_To do_
Give the count of lines in the data that include "cœlis", with no other words.
►
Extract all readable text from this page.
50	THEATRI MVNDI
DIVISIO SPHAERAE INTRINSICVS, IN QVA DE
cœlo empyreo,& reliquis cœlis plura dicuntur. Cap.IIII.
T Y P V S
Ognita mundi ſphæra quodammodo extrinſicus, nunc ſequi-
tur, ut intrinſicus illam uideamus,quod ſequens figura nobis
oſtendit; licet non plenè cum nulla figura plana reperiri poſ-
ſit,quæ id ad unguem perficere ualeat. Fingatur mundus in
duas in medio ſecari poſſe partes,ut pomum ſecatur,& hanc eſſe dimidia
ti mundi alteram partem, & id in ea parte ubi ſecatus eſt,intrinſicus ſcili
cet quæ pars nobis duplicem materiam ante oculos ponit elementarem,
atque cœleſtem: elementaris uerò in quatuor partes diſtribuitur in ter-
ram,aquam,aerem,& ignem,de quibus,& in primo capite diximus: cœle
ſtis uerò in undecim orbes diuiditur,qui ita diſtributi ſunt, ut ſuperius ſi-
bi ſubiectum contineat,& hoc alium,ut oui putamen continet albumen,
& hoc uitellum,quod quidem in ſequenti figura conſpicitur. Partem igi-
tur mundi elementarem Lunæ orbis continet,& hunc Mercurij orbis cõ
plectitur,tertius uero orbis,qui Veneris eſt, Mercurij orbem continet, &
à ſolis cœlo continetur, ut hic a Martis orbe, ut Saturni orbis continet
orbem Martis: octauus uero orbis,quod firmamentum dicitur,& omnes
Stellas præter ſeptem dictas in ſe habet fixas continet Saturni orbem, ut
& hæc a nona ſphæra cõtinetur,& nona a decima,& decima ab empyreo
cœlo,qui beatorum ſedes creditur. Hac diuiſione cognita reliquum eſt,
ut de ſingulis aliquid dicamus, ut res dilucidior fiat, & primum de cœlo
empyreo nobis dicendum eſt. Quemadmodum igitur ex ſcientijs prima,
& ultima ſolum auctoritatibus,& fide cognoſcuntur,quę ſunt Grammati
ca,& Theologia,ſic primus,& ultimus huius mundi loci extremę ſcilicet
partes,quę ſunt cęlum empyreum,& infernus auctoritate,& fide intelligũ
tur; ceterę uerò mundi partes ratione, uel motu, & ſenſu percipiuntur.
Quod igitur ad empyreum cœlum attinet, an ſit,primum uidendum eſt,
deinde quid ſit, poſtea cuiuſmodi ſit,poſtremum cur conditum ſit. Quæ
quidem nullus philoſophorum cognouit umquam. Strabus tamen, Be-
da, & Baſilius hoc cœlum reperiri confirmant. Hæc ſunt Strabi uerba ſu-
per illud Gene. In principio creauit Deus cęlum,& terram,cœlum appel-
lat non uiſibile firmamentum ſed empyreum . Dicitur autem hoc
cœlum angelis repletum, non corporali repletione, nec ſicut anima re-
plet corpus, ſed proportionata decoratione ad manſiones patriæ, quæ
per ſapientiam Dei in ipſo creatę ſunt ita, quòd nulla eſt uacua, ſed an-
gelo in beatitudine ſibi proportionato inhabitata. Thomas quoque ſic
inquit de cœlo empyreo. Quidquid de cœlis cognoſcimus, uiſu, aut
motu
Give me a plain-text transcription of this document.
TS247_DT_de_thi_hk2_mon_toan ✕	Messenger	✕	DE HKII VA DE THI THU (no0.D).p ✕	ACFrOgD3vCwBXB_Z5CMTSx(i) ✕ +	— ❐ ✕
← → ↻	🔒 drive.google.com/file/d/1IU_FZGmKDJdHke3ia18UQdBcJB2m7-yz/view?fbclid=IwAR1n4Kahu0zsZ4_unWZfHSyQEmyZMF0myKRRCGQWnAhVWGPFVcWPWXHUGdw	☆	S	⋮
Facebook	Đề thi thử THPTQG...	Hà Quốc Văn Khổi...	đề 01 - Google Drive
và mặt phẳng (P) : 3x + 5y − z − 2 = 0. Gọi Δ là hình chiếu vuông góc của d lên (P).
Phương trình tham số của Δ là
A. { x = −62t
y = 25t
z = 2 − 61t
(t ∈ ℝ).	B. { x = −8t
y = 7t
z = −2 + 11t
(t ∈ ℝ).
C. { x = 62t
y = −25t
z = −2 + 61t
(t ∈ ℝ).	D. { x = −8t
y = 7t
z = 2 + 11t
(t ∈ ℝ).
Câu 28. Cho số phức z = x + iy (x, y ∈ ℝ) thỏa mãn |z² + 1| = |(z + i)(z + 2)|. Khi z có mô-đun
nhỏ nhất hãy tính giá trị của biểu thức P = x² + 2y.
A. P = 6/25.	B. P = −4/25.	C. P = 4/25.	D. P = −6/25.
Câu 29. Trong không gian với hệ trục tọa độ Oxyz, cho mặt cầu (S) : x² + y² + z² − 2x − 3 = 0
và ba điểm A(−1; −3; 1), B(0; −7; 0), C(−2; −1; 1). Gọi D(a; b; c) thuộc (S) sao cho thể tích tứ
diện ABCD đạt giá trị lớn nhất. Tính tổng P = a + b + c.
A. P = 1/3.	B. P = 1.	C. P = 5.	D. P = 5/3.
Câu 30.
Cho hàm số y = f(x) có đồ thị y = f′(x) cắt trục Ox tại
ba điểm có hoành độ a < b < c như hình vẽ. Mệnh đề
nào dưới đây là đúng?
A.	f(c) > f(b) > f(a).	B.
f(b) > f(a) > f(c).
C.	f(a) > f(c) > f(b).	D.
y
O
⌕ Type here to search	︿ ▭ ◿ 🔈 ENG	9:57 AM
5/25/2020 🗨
◄
_Task result_
2